Copy out every line containing the word "العمل".
══ Material for this task ══
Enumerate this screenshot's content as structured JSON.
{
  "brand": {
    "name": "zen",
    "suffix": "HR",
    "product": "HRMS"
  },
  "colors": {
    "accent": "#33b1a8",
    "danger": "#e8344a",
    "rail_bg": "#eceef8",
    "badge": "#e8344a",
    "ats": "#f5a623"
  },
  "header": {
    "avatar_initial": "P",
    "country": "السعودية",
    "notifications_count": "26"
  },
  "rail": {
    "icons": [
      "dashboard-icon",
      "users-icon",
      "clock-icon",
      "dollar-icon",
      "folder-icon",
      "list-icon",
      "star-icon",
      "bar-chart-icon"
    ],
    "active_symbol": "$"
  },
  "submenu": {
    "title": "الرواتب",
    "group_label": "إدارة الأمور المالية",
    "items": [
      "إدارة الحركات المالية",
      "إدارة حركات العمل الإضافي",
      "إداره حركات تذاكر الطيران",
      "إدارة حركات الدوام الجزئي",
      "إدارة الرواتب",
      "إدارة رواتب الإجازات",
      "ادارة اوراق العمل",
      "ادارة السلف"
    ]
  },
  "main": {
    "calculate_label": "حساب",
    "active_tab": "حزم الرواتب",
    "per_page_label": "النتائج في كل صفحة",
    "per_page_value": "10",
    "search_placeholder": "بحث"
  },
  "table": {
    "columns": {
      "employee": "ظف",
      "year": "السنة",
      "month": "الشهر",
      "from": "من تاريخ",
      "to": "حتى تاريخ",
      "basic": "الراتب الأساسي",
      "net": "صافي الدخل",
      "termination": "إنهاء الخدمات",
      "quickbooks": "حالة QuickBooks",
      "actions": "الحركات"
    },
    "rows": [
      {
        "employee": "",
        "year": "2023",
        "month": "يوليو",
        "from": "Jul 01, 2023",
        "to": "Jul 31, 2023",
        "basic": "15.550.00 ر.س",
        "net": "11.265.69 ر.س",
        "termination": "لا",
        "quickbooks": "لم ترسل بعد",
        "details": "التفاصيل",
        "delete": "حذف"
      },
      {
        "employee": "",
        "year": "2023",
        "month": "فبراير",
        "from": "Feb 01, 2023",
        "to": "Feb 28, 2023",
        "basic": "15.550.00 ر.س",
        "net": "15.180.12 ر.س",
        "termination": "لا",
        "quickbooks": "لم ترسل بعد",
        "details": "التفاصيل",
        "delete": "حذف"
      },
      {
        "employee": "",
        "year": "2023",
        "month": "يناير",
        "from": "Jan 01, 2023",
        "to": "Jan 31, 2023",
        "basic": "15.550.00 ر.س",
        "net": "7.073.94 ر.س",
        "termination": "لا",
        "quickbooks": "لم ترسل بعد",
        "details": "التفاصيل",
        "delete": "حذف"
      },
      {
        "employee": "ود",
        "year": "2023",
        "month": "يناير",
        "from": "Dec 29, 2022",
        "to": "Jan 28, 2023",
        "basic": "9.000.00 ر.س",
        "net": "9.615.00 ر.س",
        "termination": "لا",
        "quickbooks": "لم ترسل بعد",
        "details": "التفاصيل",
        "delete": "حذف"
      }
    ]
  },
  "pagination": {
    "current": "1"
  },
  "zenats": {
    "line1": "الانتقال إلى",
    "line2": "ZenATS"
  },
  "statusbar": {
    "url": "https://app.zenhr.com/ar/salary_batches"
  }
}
═══
**Exercise result**
      "إدارة حركات العمل الإضافي",
      "ادارة اوراق العمل",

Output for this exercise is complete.